━━ Extracted data
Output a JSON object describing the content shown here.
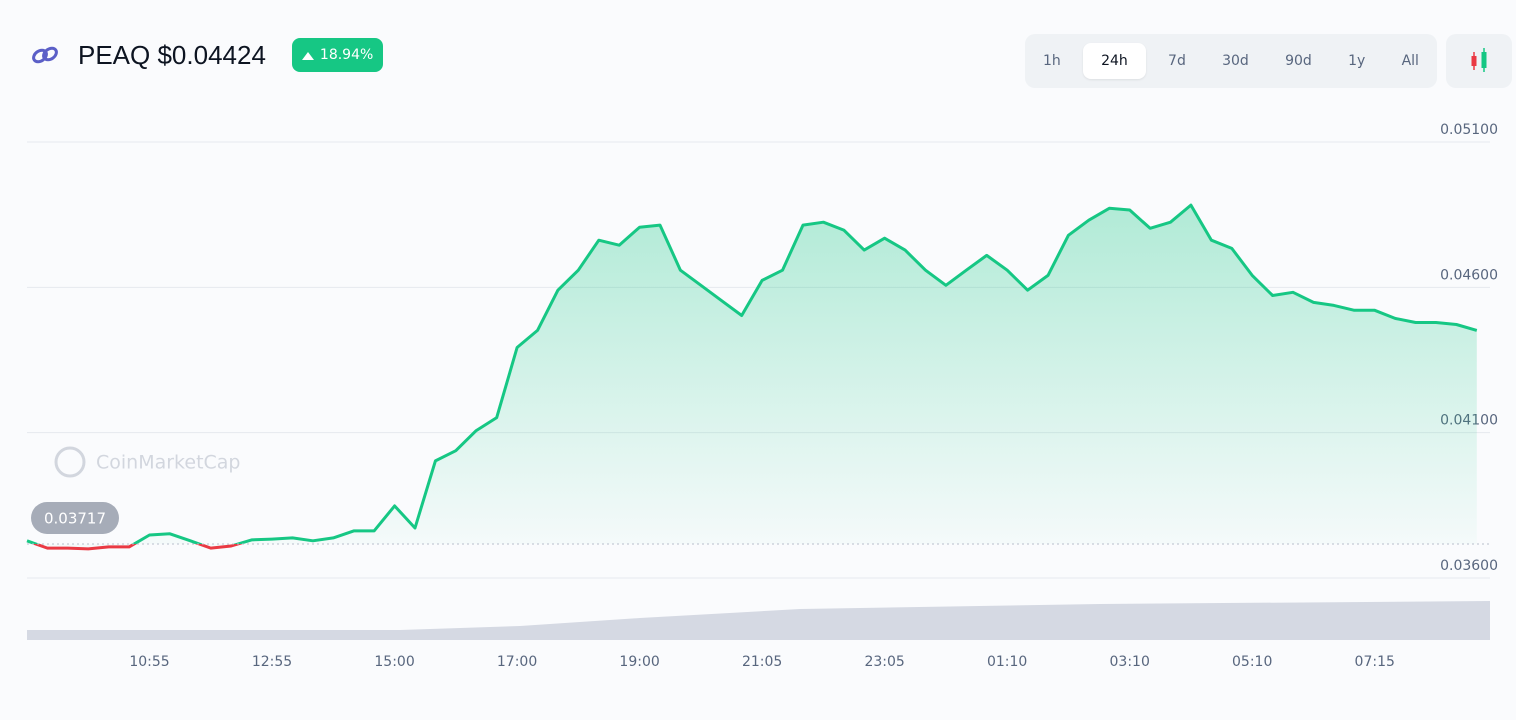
{
  "header": {
    "title": "PEAQ $0.04424",
    "change": "18.94%"
  },
  "timeframes": [
    "1h",
    "24h",
    "7d",
    "30d",
    "90d",
    "1y",
    "All"
  ],
  "active_timeframe": "24h",
  "watermark": "CoinMarketCap",
  "chart_data": {
    "type": "line",
    "categories": [
      null,
      null,
      null,
      null,
      null,
      null,
      "10:55",
      null,
      null,
      null,
      null,
      null,
      "12:55",
      null,
      null,
      null,
      null,
      null,
      "15:00",
      null,
      null,
      null,
      null,
      null,
      "17:00",
      null,
      null,
      null,
      null,
      null,
      "19:00",
      null,
      null,
      null,
      null,
      null,
      "21:05",
      null,
      null,
      null,
      null,
      null,
      "23:05",
      null,
      null,
      null,
      null,
      null,
      "01:10",
      null,
      null,
      null,
      null,
      null,
      "03:10",
      null,
      null,
      null,
      null,
      null,
      "05:10",
      null,
      null,
      null,
      null,
      null,
      "07:15",
      null,
      null,
      null,
      null,
      null
    ],
    "series": [
      {
        "name": "PEAQ",
        "color": "#16c784",
        "below_color": "#ea3943",
        "values": [
          0.03728,
          0.03703,
          0.03703,
          0.037,
          0.03707,
          0.03707,
          0.03748,
          0.03752,
          0.03728,
          0.03703,
          0.0371,
          0.03731,
          0.03734,
          0.03738,
          0.03728,
          0.03738,
          0.03762,
          0.03762,
          0.03848,
          0.03772,
          0.04003,
          0.04038,
          0.04107,
          0.04152,
          0.04393,
          0.04452,
          0.0459,
          0.04659,
          0.04762,
          0.04745,
          0.04807,
          0.04814,
          0.04659,
          0.04607,
          0.04555,
          0.04503,
          0.04624,
          0.04659,
          0.04814,
          0.04824,
          0.04797,
          0.04728,
          0.04769,
          0.04728,
          0.04659,
          0.04607,
          0.04659,
          0.0471,
          0.04659,
          0.0459,
          0.04641,
          0.04779,
          0.04831,
          0.04872,
          0.04866,
          0.04803,
          0.04824,
          0.04883,
          0.04762,
          0.04734,
          0.04641,
          0.04572,
          0.04583,
          0.04548,
          0.04538,
          0.04521,
          0.04521,
          0.04493,
          0.04479,
          0.04479,
          0.04472,
          0.04452
        ]
      }
    ],
    "reference": {
      "value": 0.03717,
      "label": "0.03717"
    },
    "ylim": [
      0.036,
      0.051
    ],
    "yticks": [
      {
        "value": 0.036,
        "label": "0.03600"
      },
      {
        "value": 0.041,
        "label": "0.04100"
      },
      {
        "value": 0.046,
        "label": "0.04600"
      },
      {
        "value": 0.051,
        "label": "0.05100"
      }
    ],
    "grid": true
  }
}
━━━━
Exercise aim – Word for word, quote the lines above. Omit the pictures.

Output of the task –
Output a JSON object describing the content shown here.
{
  "header": {
    "title": "PEAQ $0.04424",
    "change": "18.94%"
  },
  "timeframes": [
    "1h",
    "24h",
    "7d",
    "30d",
    "90d",
    "1y",
    "All"
  ],
  "active_timeframe": "24h",
  "watermark": "CoinMarketCap",
  "chart_data": {
    "type": "line",
    "categories": [
      null,
      null,
      null,
      null,
      null,
      null,
      "10:55",
      null,
      null,
      null,
      null,
      null,
      "12:55",
      null,
      null,
      null,
      null,
      null,
      "15:00",
      null,
      null,
      null,
      null,
      null,
      "17:00",
      null,
      null,
      null,
      null,
      null,
      "19:00",
      null,
      null,
      null,
      null,
      null,
      "21:05",
      null,
      null,
      null,
      null,
      null,
      "23:05",
      null,
      null,
      null,
      null,
      null,
      "01:10",
      null,
      null,
      null,
      null,
      null,
      "03:10",
      null,
      null,
      null,
      null,
      null,
      "05:10",
      null,
      null,
      null,
      null,
      null,
      "07:15",
      null,
      null,
      null,
      null,
      null
    ],
    "series": [
      {
        "name": "PEAQ",
        "color": "#16c784",
        "below_color": "#ea3943",
        "values": [
          0.03728,
          0.03703,
          0.03703,
          0.037,
          0.03707,
          0.03707,
          0.03748,
          0.03752,
          0.03728,
          0.03703,
          0.0371,
          0.03731,
          0.03734,
          0.03738,
          0.03728,
          0.03738,
          0.03762,
          0.03762,
          0.03848,
          0.03772,
          0.04003,
          0.04038,
          0.04107,
          0.04152,
          0.04393,
          0.04452,
          0.0459,
          0.04659,
          0.04762,
          0.04745,
          0.04807,
          0.04814,
          0.04659,
          0.04607,
          0.04555,
          0.04503,
          0.04624,
          0.04659,
          0.04814,
          0.04824,
          0.04797,
          0.04728,
          0.04769,
          0.04728,
          0.04659,
          0.04607,
          0.04659,
          0.0471,
          0.04659,
          0.0459,
          0.04641,
          0.04779,
          0.04831,
          0.04872,
          0.04866,
          0.04803,
          0.04824,
          0.04883,
          0.04762,
          0.04734,
          0.04641,
          0.04572,
          0.04583,
          0.04548,
          0.04538,
          0.04521,
          0.04521,
          0.04493,
          0.04479,
          0.04479,
          0.04472,
          0.04452
        ]
      }
    ],
    "reference": {
      "value": 0.03717,
      "label": "0.03717"
    },
    "ylim": [
      0.036,
      0.051
    ],
    "yticks": [
      {
        "value": 0.036,
        "label": "0.03600"
      },
      {
        "value": 0.041,
        "label": "0.04100"
      },
      {
        "value": 0.046,
        "label": "0.04600"
      },
      {
        "value": 0.051,
        "label": "0.05100"
      }
    ],
    "grid": true
  }
}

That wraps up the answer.